_WHAT TO WORK ON_: Lines that contain the string "Error" are to be copied; leave out all others.

_Records from a collection_:
■ ■ ■ ■ ■
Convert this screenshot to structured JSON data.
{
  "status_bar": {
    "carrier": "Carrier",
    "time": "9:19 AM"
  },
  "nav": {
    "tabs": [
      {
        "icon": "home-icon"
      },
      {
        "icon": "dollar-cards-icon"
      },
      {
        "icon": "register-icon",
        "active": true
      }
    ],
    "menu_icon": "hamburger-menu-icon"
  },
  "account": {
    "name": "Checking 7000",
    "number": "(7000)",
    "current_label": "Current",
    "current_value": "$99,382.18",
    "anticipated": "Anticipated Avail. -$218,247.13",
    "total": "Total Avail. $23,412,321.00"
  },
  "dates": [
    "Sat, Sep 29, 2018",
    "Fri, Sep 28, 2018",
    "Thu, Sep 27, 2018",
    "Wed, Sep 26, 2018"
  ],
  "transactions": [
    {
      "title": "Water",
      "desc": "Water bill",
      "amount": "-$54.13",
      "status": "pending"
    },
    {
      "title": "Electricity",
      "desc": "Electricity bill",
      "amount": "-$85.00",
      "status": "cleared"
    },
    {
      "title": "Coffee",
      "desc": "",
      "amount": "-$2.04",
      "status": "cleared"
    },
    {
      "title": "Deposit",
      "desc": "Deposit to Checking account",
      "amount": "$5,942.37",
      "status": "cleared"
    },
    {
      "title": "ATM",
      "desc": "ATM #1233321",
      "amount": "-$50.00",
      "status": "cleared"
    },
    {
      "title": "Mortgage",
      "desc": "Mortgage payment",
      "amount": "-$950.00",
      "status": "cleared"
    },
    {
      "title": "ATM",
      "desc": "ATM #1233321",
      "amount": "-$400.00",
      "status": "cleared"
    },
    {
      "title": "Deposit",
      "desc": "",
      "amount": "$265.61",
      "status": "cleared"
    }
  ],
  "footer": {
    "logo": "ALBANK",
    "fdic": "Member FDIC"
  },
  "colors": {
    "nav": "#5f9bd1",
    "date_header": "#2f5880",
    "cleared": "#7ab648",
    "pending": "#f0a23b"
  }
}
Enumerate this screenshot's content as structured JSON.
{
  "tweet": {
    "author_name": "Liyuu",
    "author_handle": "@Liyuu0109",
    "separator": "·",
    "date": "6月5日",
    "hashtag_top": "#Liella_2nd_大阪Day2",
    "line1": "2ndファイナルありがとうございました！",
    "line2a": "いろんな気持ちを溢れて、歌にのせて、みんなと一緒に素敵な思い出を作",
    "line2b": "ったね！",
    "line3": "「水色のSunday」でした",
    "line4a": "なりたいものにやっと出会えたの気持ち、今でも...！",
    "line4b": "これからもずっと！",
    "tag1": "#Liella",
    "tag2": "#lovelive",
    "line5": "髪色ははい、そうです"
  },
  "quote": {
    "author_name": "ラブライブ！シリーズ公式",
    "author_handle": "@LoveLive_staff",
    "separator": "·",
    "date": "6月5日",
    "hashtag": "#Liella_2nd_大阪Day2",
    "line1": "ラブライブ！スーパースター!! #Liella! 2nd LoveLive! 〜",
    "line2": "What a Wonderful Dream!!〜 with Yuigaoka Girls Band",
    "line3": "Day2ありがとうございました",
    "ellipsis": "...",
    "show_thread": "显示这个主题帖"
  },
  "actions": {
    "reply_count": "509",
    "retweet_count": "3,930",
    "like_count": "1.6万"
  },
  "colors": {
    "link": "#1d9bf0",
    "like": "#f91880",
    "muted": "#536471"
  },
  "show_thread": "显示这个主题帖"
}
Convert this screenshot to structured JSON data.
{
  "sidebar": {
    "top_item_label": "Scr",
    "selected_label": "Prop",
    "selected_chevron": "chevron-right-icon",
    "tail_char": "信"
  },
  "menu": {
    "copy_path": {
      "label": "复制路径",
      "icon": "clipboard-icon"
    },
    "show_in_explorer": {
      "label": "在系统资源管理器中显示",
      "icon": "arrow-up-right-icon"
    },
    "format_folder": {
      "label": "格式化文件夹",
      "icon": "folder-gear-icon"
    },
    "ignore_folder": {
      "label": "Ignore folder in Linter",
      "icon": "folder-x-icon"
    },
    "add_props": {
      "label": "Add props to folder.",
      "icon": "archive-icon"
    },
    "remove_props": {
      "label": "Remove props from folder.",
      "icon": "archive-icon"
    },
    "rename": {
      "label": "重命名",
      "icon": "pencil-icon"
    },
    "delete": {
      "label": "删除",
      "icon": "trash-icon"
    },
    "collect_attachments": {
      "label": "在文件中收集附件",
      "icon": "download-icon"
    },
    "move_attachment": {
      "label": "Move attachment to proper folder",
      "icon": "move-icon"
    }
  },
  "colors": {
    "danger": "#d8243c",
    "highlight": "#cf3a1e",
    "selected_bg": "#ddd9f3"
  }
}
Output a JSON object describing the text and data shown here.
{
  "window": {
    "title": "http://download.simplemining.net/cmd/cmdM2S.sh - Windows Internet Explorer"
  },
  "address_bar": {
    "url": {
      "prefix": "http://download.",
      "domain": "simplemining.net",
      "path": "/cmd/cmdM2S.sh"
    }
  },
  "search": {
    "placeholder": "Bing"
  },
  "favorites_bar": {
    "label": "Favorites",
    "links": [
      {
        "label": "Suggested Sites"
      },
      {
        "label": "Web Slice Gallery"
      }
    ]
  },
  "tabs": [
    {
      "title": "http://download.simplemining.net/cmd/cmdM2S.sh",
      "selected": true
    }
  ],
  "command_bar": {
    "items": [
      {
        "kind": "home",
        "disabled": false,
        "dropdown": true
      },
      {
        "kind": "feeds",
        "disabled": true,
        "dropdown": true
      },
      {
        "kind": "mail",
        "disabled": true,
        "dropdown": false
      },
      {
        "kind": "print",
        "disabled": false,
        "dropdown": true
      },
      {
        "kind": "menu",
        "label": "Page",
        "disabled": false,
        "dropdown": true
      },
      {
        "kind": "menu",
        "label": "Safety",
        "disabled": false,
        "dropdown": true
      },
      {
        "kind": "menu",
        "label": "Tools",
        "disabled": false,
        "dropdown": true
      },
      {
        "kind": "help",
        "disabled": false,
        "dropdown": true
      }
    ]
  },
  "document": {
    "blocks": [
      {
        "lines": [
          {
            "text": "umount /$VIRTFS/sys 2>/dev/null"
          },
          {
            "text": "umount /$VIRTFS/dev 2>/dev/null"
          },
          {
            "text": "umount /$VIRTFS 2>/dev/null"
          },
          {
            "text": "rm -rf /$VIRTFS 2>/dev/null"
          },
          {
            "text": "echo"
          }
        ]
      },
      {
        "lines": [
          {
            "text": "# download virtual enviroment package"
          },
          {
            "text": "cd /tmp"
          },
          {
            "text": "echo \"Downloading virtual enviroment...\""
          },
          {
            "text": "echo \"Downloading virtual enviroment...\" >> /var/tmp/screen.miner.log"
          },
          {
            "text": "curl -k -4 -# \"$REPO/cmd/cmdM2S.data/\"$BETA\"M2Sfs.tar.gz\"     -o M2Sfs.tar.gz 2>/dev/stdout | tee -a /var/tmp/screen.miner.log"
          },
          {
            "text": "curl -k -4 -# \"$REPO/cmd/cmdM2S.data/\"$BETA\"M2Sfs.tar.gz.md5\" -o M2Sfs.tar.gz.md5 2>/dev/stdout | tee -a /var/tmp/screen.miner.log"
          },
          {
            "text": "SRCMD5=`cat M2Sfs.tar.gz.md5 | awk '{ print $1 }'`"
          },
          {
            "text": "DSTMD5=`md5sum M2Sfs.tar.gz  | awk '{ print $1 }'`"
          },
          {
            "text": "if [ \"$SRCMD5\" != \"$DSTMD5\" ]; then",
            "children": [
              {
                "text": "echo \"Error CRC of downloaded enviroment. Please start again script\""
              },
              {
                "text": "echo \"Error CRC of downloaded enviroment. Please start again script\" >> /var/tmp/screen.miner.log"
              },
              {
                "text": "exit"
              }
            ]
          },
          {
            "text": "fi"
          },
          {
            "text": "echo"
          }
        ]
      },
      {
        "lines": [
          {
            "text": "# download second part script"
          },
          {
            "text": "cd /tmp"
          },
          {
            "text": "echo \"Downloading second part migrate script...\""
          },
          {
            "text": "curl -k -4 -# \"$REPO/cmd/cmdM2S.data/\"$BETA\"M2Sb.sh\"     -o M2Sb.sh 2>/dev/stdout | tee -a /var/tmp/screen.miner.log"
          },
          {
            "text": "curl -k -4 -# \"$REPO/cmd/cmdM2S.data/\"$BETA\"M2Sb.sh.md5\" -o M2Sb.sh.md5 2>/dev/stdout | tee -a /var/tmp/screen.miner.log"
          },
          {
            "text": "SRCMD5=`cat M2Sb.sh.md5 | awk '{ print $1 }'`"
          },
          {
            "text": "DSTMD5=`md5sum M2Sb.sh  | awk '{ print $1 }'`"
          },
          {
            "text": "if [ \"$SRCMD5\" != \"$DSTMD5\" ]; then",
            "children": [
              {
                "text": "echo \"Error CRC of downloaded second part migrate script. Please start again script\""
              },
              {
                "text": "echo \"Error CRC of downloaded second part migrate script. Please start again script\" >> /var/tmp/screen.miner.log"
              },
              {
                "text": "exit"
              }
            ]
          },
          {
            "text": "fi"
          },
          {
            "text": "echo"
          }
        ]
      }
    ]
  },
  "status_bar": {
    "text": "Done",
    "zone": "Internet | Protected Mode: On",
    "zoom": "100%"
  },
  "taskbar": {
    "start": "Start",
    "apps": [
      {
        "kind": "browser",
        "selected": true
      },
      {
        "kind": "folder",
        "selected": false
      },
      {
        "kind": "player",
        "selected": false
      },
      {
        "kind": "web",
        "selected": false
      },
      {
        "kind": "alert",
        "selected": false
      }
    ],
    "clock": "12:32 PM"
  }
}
■ ■ ■ ■ ■
_COMPLETED EXERCISE_:
                "text": "echo \"Error CRC of downloaded enviroment. Please start again script\""
                "text": "echo \"Error CRC of downloaded enviroment. Please start again script\" >> /var/tmp/screen.miner.log"
                "text": "echo \"Error CRC of downloaded second part migrate script. Please start again script\""
                "text": "echo \"Error CRC of downloaded second part migrate script. Please start again script\" >> /var/tmp/screen.miner.log"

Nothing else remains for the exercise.